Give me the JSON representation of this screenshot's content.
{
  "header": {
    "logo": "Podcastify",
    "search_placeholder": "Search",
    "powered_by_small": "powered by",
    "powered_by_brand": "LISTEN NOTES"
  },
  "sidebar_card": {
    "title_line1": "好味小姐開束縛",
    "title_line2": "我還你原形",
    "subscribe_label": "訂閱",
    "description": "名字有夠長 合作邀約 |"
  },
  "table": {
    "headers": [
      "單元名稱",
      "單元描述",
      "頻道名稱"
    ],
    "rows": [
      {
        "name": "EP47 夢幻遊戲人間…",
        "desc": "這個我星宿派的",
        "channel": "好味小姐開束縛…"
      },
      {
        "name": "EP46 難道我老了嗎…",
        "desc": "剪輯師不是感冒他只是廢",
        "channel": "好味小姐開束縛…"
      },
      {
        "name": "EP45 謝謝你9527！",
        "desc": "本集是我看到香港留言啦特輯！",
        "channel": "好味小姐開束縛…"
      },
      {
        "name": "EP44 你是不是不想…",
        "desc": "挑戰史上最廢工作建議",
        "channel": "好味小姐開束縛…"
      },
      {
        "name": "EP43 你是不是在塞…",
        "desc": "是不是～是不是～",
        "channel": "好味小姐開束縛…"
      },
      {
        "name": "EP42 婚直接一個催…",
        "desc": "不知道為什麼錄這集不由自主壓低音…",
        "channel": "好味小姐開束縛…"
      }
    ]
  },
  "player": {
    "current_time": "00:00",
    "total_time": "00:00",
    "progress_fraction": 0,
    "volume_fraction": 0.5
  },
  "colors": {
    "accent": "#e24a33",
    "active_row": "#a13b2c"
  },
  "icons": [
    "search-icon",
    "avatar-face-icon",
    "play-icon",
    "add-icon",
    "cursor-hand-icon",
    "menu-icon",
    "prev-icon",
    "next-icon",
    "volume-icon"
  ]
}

+-------+

- [SHORT PROBLEM]
Using the data above, reproduce every line exactly.

- [CORRECT ANSWER]
Give me the JSON representation of this screenshot's content.
{
  "header": {
    "logo": "Podcastify",
    "search_placeholder": "Search",
    "powered_by_small": "powered by",
    "powered_by_brand": "LISTEN NOTES"
  },
  "sidebar_card": {
    "title_line1": "好味小姐開束縛",
    "title_line2": "我還你原形",
    "subscribe_label": "訂閱",
    "description": "名字有夠長 合作邀約 |"
  },
  "table": {
    "headers": [
      "單元名稱",
      "單元描述",
      "頻道名稱"
    ],
    "rows": [
      {
        "name": "EP47 夢幻遊戲人間…",
        "desc": "這個我星宿派的",
        "channel": "好味小姐開束縛…"
      },
      {
        "name": "EP46 難道我老了嗎…",
        "desc": "剪輯師不是感冒他只是廢",
        "channel": "好味小姐開束縛…"
      },
      {
        "name": "EP45 謝謝你9527！",
        "desc": "本集是我看到香港留言啦特輯！",
        "channel": "好味小姐開束縛…"
      },
      {
        "name": "EP44 你是不是不想…",
        "desc": "挑戰史上最廢工作建議",
        "channel": "好味小姐開束縛…"
      },
      {
        "name": "EP43 你是不是在塞…",
        "desc": "是不是～是不是～",
        "channel": "好味小姐開束縛…"
      },
      {
        "name": "EP42 婚直接一個催…",
        "desc": "不知道為什麼錄這集不由自主壓低音…",
        "channel": "好味小姐開束縛…"
      }
    ]
  },
  "player": {
    "current_time": "00:00",
    "total_time": "00:00",
    "progress_fraction": 0,
    "volume_fraction": 0.5
  },
  "colors": {
    "accent": "#e24a33",
    "active_row": "#a13b2c"
  },
  "icons": [
    "search-icon",
    "avatar-face-icon",
    "play-icon",
    "add-icon",
    "cursor-hand-icon",
    "menu-icon",
    "prev-icon",
    "next-icon",
    "volume-icon"
  ]
}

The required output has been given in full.